--- START ---

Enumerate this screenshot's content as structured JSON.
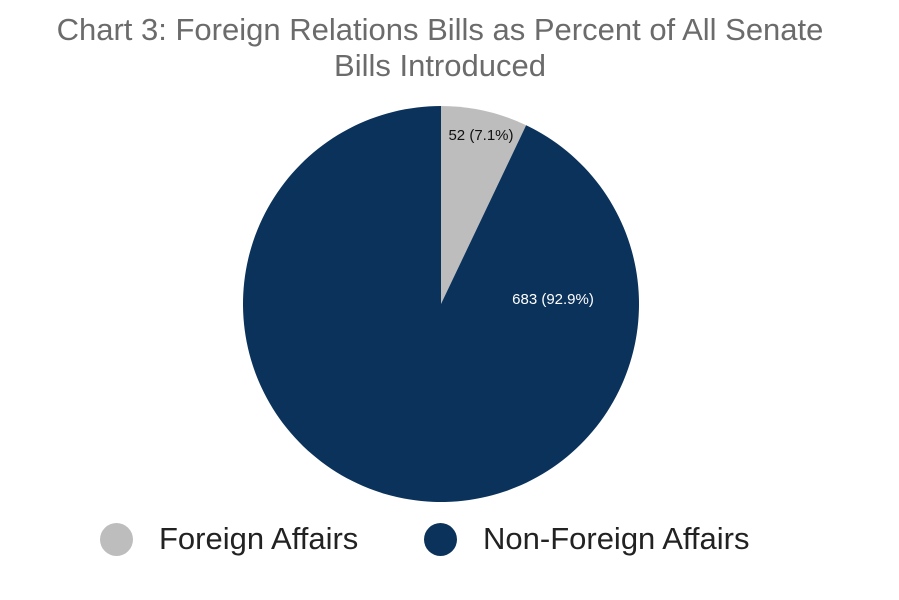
{
  "chart_data": {
    "type": "pie",
    "title_lines": [
      "Chart 3: Foreign Relations Bills as Percent of All Senate",
      "Bills Introduced"
    ],
    "slices": [
      {
        "name": "Foreign Affairs",
        "value": 52,
        "percent": 7.1,
        "label": "52 (7.1%)",
        "color": "#bdbdbd",
        "label_color": "#111111"
      },
      {
        "name": "Non-Foreign Affairs",
        "value": 683,
        "percent": 92.9,
        "label": "683 (92.9%)",
        "color": "#0b325b",
        "label_color": "#ffffff"
      }
    ],
    "legend_position": "bottom"
  }
}
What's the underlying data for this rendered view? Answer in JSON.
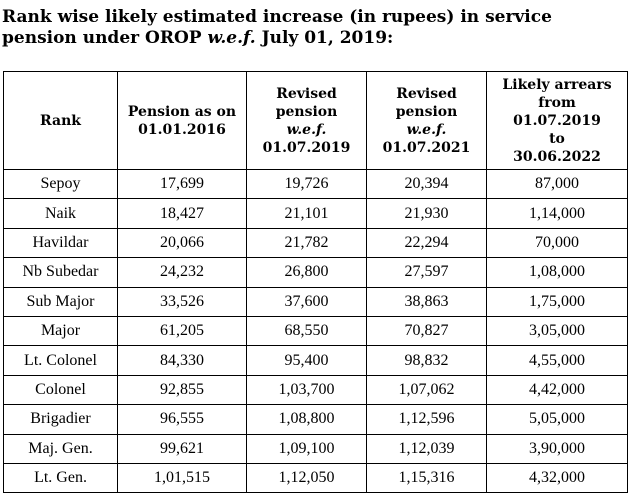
{
  "heading": {
    "part1": "Rank wise likely estimated increase (in rupees) in service pension under OROP ",
    "italic": "w.e.f.",
    "part2": " July 01, 2019:"
  },
  "table": {
    "headers": {
      "rank": "Rank",
      "pension_2016": {
        "line1": "Pension as on",
        "line2": "01.01.2016"
      },
      "revised_2019": {
        "line1": "Revised",
        "line2": "pension",
        "italic": "w.e.f.",
        "line3": "01.07.2019"
      },
      "revised_2021": {
        "line1": "Revised",
        "line2": "pension",
        "italic": "w.e.f.",
        "line3": "01.07.2021"
      },
      "arrears": {
        "line1": "Likely arrears",
        "line2": "from",
        "line3": "01.07.2019",
        "line4": "to",
        "line5": "30.06.2022"
      }
    },
    "rows": [
      {
        "rank": "Sepoy",
        "pension_2016": "17,699",
        "revised_2019": "19,726",
        "revised_2021": "20,394",
        "arrears": "87,000"
      },
      {
        "rank": "Naik",
        "pension_2016": "18,427",
        "revised_2019": "21,101",
        "revised_2021": "21,930",
        "arrears": "1,14,000"
      },
      {
        "rank": "Havildar",
        "pension_2016": "20,066",
        "revised_2019": "21,782",
        "revised_2021": "22,294",
        "arrears": "70,000"
      },
      {
        "rank": "Nb Subedar",
        "pension_2016": "24,232",
        "revised_2019": "26,800",
        "revised_2021": "27,597",
        "arrears": "1,08,000"
      },
      {
        "rank": "Sub Major",
        "pension_2016": "33,526",
        "revised_2019": "37,600",
        "revised_2021": "38,863",
        "arrears": "1,75,000"
      },
      {
        "rank": "Major",
        "pension_2016": "61,205",
        "revised_2019": "68,550",
        "revised_2021": "70,827",
        "arrears": "3,05,000"
      },
      {
        "rank": "Lt. Colonel",
        "pension_2016": "84,330",
        "revised_2019": "95,400",
        "revised_2021": "98,832",
        "arrears": "4,55,000"
      },
      {
        "rank": "Colonel",
        "pension_2016": "92,855",
        "revised_2019": "1,03,700",
        "revised_2021": "1,07,062",
        "arrears": "4,42,000"
      },
      {
        "rank": "Brigadier",
        "pension_2016": "96,555",
        "revised_2019": "1,08,800",
        "revised_2021": "1,12,596",
        "arrears": "5,05,000"
      },
      {
        "rank": "Maj. Gen.",
        "pension_2016": "99,621",
        "revised_2019": "1,09,100",
        "revised_2021": "1,12,039",
        "arrears": "3,90,000"
      },
      {
        "rank": "Lt. Gen.",
        "pension_2016": "1,01,515",
        "revised_2019": "1,12,050",
        "revised_2021": "1,15,316",
        "arrears": "4,32,000"
      }
    ]
  }
}
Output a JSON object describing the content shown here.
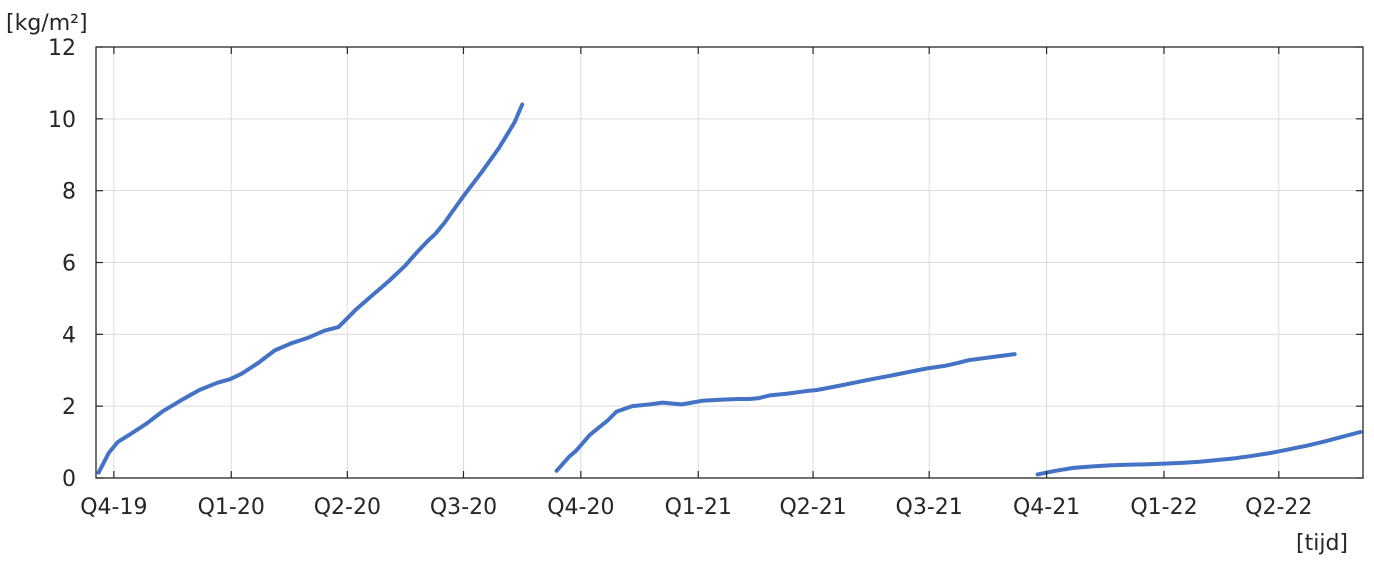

--- END ---

PROBLEM REQUIREMENTS:
Look through the data and gather every line with the string "Foreign" in it.

WRITTEN RESPONSE:
      "Chart 3: Foreign Relations Bills as Percent of All Senate",
        "name": "Foreign Affairs",
        "name": "Non-Foreign Affairs",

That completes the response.